## Task to carry out
Reproduce the entries below in full, word for word.

....

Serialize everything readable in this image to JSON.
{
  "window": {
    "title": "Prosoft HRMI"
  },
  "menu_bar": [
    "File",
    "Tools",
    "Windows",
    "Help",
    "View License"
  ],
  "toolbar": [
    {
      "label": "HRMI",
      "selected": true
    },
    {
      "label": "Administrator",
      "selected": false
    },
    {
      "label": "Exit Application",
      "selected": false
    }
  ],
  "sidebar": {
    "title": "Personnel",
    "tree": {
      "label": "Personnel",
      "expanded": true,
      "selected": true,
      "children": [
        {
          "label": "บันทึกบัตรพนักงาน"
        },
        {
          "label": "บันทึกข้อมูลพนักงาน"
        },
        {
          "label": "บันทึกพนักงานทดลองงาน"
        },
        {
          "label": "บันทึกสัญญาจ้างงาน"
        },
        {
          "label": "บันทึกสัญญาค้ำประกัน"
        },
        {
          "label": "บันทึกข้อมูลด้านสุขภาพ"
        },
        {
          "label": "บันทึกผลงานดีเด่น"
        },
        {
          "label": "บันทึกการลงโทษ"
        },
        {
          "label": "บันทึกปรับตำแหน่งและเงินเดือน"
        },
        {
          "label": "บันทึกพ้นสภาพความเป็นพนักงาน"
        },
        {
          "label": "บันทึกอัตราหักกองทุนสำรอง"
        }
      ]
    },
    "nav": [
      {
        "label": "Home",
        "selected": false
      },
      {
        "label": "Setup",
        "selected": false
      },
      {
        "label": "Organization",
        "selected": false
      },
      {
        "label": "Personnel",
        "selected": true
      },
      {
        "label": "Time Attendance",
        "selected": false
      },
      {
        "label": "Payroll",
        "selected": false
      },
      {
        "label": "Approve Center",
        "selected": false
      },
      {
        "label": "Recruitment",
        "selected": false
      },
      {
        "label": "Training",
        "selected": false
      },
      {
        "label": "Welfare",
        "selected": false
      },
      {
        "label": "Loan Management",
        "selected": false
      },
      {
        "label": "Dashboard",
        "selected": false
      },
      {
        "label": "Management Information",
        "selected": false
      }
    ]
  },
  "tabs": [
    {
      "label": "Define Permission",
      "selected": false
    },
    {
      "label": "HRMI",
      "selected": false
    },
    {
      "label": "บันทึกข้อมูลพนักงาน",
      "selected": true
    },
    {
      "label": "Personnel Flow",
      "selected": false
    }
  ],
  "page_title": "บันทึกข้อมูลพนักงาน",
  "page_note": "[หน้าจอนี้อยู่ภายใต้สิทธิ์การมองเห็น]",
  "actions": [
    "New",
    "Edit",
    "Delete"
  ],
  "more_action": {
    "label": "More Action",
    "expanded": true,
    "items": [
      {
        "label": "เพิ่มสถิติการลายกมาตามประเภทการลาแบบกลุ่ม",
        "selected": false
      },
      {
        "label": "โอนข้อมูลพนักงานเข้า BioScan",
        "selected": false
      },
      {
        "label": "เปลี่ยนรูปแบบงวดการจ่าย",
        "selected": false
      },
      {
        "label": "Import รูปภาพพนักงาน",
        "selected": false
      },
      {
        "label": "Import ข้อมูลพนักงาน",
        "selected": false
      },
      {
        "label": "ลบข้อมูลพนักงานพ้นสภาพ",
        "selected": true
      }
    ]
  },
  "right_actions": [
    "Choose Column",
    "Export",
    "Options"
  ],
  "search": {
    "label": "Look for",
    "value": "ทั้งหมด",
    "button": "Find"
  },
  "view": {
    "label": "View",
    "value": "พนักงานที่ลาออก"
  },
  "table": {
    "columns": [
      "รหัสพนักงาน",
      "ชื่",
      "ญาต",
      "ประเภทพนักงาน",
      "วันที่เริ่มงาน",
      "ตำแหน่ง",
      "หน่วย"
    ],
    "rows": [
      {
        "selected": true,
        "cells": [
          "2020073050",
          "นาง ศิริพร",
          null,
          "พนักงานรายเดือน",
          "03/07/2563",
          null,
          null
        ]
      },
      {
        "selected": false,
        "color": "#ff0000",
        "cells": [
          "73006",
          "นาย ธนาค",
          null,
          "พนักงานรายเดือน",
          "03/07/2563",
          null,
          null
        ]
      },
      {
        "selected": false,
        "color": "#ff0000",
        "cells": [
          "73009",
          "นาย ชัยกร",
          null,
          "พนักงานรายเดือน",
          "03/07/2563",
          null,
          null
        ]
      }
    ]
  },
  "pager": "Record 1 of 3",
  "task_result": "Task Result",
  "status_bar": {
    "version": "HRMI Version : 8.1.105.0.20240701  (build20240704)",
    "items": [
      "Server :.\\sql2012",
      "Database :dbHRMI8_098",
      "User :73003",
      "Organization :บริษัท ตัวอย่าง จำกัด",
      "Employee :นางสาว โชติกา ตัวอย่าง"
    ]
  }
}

....

## Completed exercise
Serialize everything readable in this image to JSON.
{
  "window": {
    "title": "Prosoft HRMI"
  },
  "menu_bar": [
    "File",
    "Tools",
    "Windows",
    "Help",
    "View License"
  ],
  "toolbar": [
    {
      "label": "HRMI",
      "selected": true
    },
    {
      "label": "Administrator",
      "selected": false
    },
    {
      "label": "Exit Application",
      "selected": false
    }
  ],
  "sidebar": {
    "title": "Personnel",
    "tree": {
      "label": "Personnel",
      "expanded": true,
      "selected": true,
      "children": [
        {
          "label": "บันทึกบัตรพนักงาน"
        },
        {
          "label": "บันทึกข้อมูลพนักงาน"
        },
        {
          "label": "บันทึกพนักงานทดลองงาน"
        },
        {
          "label": "บันทึกสัญญาจ้างงาน"
        },
        {
          "label": "บันทึกสัญญาค้ำประกัน"
        },
        {
          "label": "บันทึกข้อมูลด้านสุขภาพ"
        },
        {
          "label": "บันทึกผลงานดีเด่น"
        },
        {
          "label": "บันทึกการลงโทษ"
        },
        {
          "label": "บันทึกปรับตำแหน่งและเงินเดือน"
        },
        {
          "label": "บันทึกพ้นสภาพความเป็นพนักงาน"
        },
        {
          "label": "บันทึกอัตราหักกองทุนสำรอง"
        }
      ]
    },
    "nav": [
      {
        "label": "Home",
        "selected": false
      },
      {
        "label": "Setup",
        "selected": false
      },
      {
        "label": "Organization",
        "selected": false
      },
      {
        "label": "Personnel",
        "selected": true
      },
      {
        "label": "Time Attendance",
        "selected": false
      },
      {
        "label": "Payroll",
        "selected": false
      },
      {
        "label": "Approve Center",
        "selected": false
      },
      {
        "label": "Recruitment",
        "selected": false
      },
      {
        "label": "Training",
        "selected": false
      },
      {
        "label": "Welfare",
        "selected": false
      },
      {
        "label": "Loan Management",
        "selected": false
      },
      {
        "label": "Dashboard",
        "selected": false
      },
      {
        "label": "Management Information",
        "selected": false
      }
    ]
  },
  "tabs": [
    {
      "label": "Define Permission",
      "selected": false
    },
    {
      "label": "HRMI",
      "selected": false
    },
    {
      "label": "บันทึกข้อมูลพนักงาน",
      "selected": true
    },
    {
      "label": "Personnel Flow",
      "selected": false
    }
  ],
  "page_title": "บันทึกข้อมูลพนักงาน",
  "page_note": "[หน้าจอนี้อยู่ภายใต้สิทธิ์การมองเห็น]",
  "actions": [
    "New",
    "Edit",
    "Delete"
  ],
  "more_action": {
    "label": "More Action",
    "expanded": true,
    "items": [
      {
        "label": "เพิ่มสถิติการลายกมาตามประเภทการลาแบบกลุ่ม",
        "selected": false
      },
      {
        "label": "โอนข้อมูลพนักงานเข้า BioScan",
        "selected": false
      },
      {
        "label": "เปลี่ยนรูปแบบงวดการจ่าย",
        "selected": false
      },
      {
        "label": "Import รูปภาพพนักงาน",
        "selected": false
      },
      {
        "label": "Import ข้อมูลพนักงาน",
        "selected": false
      },
      {
        "label": "ลบข้อมูลพนักงานพ้นสภาพ",
        "selected": true
      }
    ]
  },
  "right_actions": [
    "Choose Column",
    "Export",
    "Options"
  ],
  "search": {
    "label": "Look for",
    "value": "ทั้งหมด",
    "button": "Find"
  },
  "view": {
    "label": "View",
    "value": "พนักงานที่ลาออก"
  },
  "table": {
    "columns": [
      "รหัสพนักงาน",
      "ชื่",
      "ญาต",
      "ประเภทพนักงาน",
      "วันที่เริ่มงาน",
      "ตำแหน่ง",
      "หน่วย"
    ],
    "rows": [
      {
        "selected": true,
        "cells": [
          "2020073050",
          "นาง ศิริพร",
          null,
          "พนักงานรายเดือน",
          "03/07/2563",
          null,
          null
        ]
      },
      {
        "selected": false,
        "color": "#ff0000",
        "cells": [
          "73006",
          "นาย ธนาค",
          null,
          "พนักงานรายเดือน",
          "03/07/2563",
          null,
          null
        ]
      },
      {
        "selected": false,
        "color": "#ff0000",
        "cells": [
          "73009",
          "นาย ชัยกร",
          null,
          "พนักงานรายเดือน",
          "03/07/2563",
          null,
          null
        ]
      }
    ]
  },
  "pager": "Record 1 of 3",
  "task_result": "Task Result",
  "status_bar": {
    "version": "HRMI Version : 8.1.105.0.20240701  (build20240704)",
    "items": [
      "Server :.\\sql2012",
      "Database :dbHRMI8_098",
      "User :73003",
      "Organization :บริษัท ตัวอย่าง จำกัด",
      "Employee :นางสาว โชติกา ตัวอย่าง"
    ]
  }
}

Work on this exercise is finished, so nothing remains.